Repeat, exactly and completely, the entries shown underneath.
◆ ◆ ◆ ◆ ◆ ◆ ◆
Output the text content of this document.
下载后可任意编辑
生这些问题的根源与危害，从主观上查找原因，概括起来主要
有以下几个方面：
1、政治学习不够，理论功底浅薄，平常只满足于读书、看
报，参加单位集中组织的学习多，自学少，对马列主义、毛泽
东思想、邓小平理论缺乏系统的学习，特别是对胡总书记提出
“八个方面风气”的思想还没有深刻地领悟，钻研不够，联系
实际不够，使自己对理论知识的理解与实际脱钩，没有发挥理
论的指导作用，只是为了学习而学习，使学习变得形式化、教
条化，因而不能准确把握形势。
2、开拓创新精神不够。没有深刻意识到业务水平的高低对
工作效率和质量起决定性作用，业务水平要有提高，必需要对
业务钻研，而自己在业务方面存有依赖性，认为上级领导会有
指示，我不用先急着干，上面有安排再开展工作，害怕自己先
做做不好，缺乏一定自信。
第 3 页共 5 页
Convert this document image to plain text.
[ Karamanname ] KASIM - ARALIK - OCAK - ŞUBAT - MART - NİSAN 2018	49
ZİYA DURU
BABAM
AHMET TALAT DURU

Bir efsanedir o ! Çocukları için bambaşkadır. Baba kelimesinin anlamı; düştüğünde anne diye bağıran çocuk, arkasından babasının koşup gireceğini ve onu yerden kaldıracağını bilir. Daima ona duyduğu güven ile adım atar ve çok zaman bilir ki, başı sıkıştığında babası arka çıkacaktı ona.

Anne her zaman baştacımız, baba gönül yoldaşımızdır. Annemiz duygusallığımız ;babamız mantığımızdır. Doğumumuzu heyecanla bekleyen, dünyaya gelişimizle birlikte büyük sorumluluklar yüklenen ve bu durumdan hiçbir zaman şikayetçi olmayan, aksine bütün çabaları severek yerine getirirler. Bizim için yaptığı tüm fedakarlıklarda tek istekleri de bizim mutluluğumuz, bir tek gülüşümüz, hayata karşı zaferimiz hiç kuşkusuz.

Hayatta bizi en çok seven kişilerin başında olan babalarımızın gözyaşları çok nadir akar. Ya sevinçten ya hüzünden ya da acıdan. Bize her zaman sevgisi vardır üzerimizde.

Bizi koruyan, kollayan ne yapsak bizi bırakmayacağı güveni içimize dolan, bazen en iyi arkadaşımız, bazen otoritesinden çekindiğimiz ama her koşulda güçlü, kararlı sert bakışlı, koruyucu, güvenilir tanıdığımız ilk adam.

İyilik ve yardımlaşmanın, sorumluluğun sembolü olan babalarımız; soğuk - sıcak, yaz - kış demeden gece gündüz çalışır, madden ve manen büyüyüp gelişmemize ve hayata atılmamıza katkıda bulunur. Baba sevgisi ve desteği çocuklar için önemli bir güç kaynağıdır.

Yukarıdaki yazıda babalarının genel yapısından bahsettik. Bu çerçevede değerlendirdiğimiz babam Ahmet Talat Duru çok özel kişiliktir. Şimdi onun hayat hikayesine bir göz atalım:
◆ ◆ ◆ ◆ ◆ ◆ ◆
RESULT FOR THIS TASK -
Output the text content of this document.
下载后可任意编辑
生这些问题的根源与危害，从主观上查找原因，概括起来主要
有以下几个方面：
1、政治学习不够，理论功底浅薄，平常只满足于读书、看
报，参加单位集中组织的学习多，自学少，对马列主义、毛泽
东思想、邓小平理论缺乏系统的学习，特别是对胡总书记提出
“八个方面风气”的思想还没有深刻地领悟，钻研不够，联系
实际不够，使自己对理论知识的理解与实际脱钩，没有发挥理
论的指导作用，只是为了学习而学习，使学习变得形式化、教
条化，因而不能准确把握形势。
2、开拓创新精神不够。没有深刻意识到业务水平的高低对
工作效率和质量起决定性作用，业务水平要有提高，必需要对
业务钻研，而自己在业务方面存有依赖性，认为上级领导会有
指示，我不用先急着干，上面有安排再开展工作，害怕自己先
做做不好，缺乏一定自信。
第 3 页共 5 页
Convert this document image to plain text.
[ Karamanname ] KASIM - ARALIK - OCAK - ŞUBAT - MART - NİSAN 2018	49
ZİYA DURU
BABAM
AHMET TALAT DURU

Bir efsanedir o ! Çocukları için bambaşkadır. Baba kelimesinin anlamı; düştüğünde anne diye bağıran çocuk, arkasından babasının koşup gireceğini ve onu yerden kaldıracağını bilir. Daima ona duyduğu güven ile adım atar ve çok zaman bilir ki, başı sıkıştığında babası arka çıkacaktı ona.

Anne her zaman baştacımız, baba gönül yoldaşımızdır. Annemiz duygusallığımız ;babamız mantığımızdır. Doğumumuzu heyecanla bekleyen, dünyaya gelişimizle birlikte büyük sorumluluklar yüklenen ve bu durumdan hiçbir zaman şikayetçi olmayan, aksine bütün çabaları severek yerine getirirler. Bizim için yaptığı tüm fedakarlıklarda tek istekleri de bizim mutluluğumuz, bir tek gülüşümüz, hayata karşı zaferimiz hiç kuşkusuz.

Hayatta bizi en çok seven kişilerin başında olan babalarımızın gözyaşları çok nadir akar. Ya sevinçten ya hüzünden ya da acıdan. Bize her zaman sevgisi vardır üzerimizde.

Bizi koruyan, kollayan ne yapsak bizi bırakmayacağı güveni içimize dolan, bazen en iyi arkadaşımız, bazen otoritesinden çekindiğimiz ama her koşulda güçlü, kararlı sert bakışlı, koruyucu, güvenilir tanıdığımız ilk adam.

İyilik ve yardımlaşmanın, sorumluluğun sembolü olan babalarımız; soğuk - sıcak, yaz - kış demeden gece gündüz çalışır, madden ve manen büyüyüp gelişmemize ve hayata atılmamıza katkıda bulunur. Baba sevgisi ve desteği çocuklar için önemli bir güç kaynağıdır.

Yukarıdaki yazıda babalarının genel yapısından bahsettik. Bu çerçevede değerlendirdiğimiz babam Ahmet Talat Duru çok özel kişiliktir. Şimdi onun hayat hikayesine bir göz atalım:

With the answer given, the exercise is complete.